▶ What you are asked to do
List each line of the data that holds the string "label", please.

[START]

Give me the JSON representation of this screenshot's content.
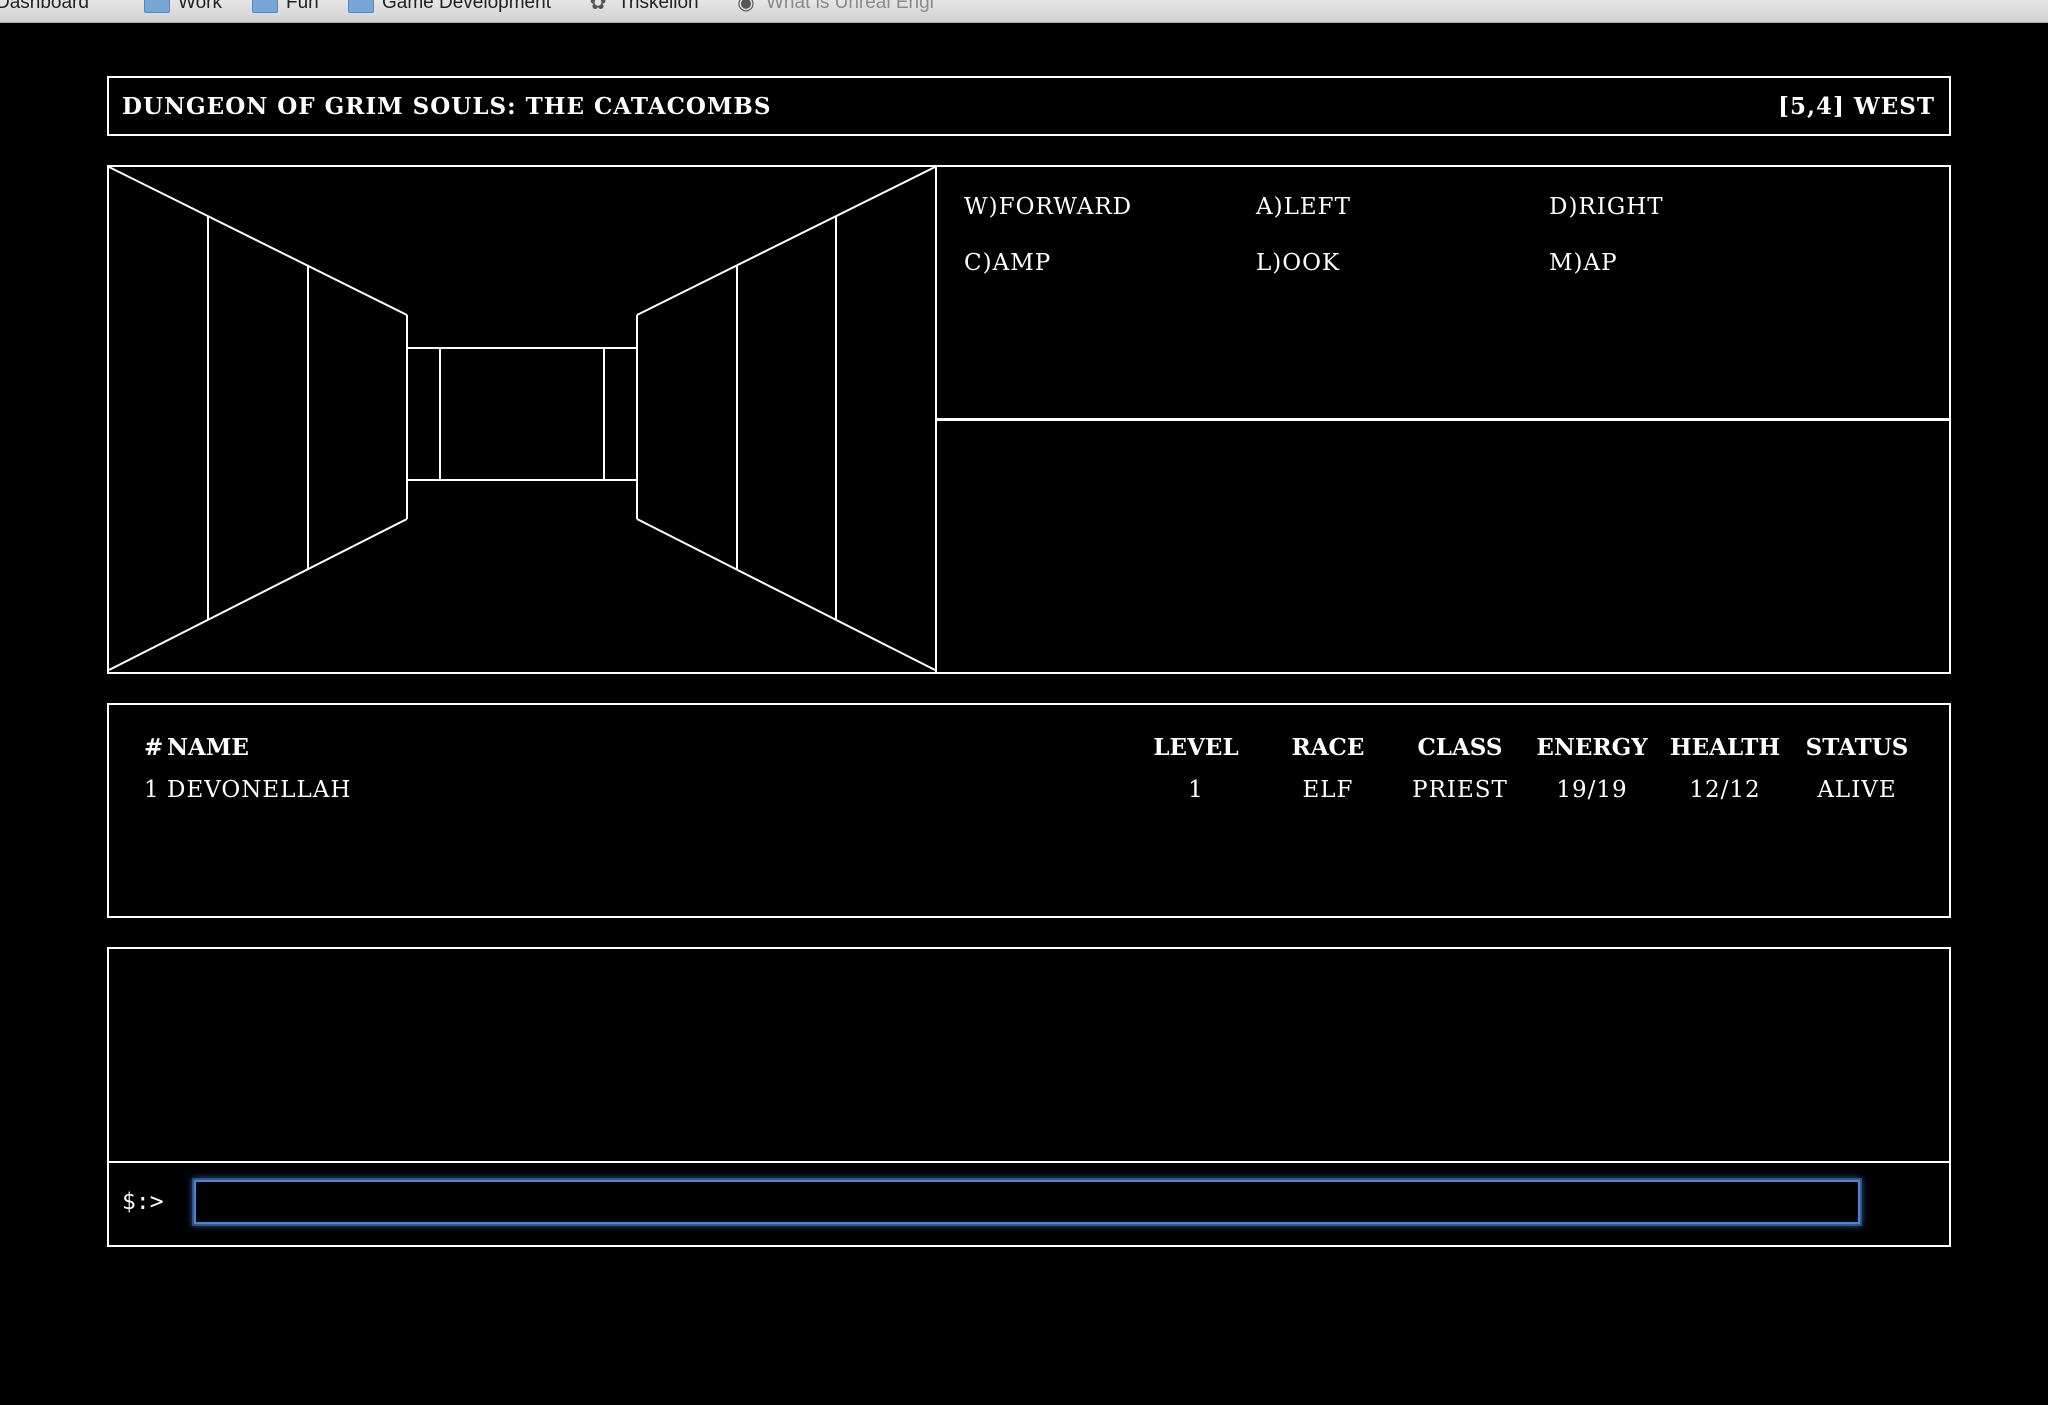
{
  "bookmarks": [
    {
      "label": "Dashboard",
      "icon": "folder-icon"
    },
    {
      "label": "Work",
      "icon": "folder-icon"
    },
    {
      "label": "Fun",
      "icon": "folder-icon"
    },
    {
      "label": "Game Development",
      "icon": "folder-icon"
    },
    {
      "label": "Triskelion",
      "icon": "triskelion-icon"
    },
    {
      "label": "What is Unreal Engi",
      "icon": "unreal-logo-icon"
    }
  ],
  "game": {
    "title": "DUNGEON OF GRIM SOULS: THE CATACOMBS",
    "position": "[5,4] WEST"
  },
  "commands": [
    {
      "key": "W)",
      "label": "FORWARD"
    },
    {
      "key": "A)",
      "label": "LEFT"
    },
    {
      "key": "D)",
      "label": "RIGHT"
    },
    {
      "key": "C)",
      "label": "AMP"
    },
    {
      "key": "L)",
      "label": "OOK"
    },
    {
      "key": "M)",
      "label": "AP"
    }
  ],
  "party": {
    "headers": {
      "num": "#",
      "name": "NAME",
      "level": "LEVEL",
      "race": "RACE",
      "class": "CLASS",
      "energy": "ENERGY",
      "health": "HEALTH",
      "status": "STATUS"
    },
    "members": [
      {
        "num": "1",
        "name": "DEVONELLAH",
        "level": "1",
        "race": "ELF",
        "class": "PRIEST",
        "energy": "19/19",
        "health": "12/12",
        "status": "ALIVE"
      }
    ]
  },
  "console": {
    "prompt": "$:>",
    "input_value": ""
  },
  "colors": {
    "background": "#000000",
    "foreground": "#ffffff",
    "input_focus": "#4a86d8"
  }
}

[END]

▶ Exercise output
      "label": "Dashboard",
      "label": "Work",
      "label": "Fun",
      "label": "Game Development",
      "label": "Triskelion",
      "label": "What is Unreal Engi",
      "label": "FORWARD"
      "label": "LEFT"
      "label": "RIGHT"
      "label": "AMP"
      "label": "OOK"
      "label": "AP"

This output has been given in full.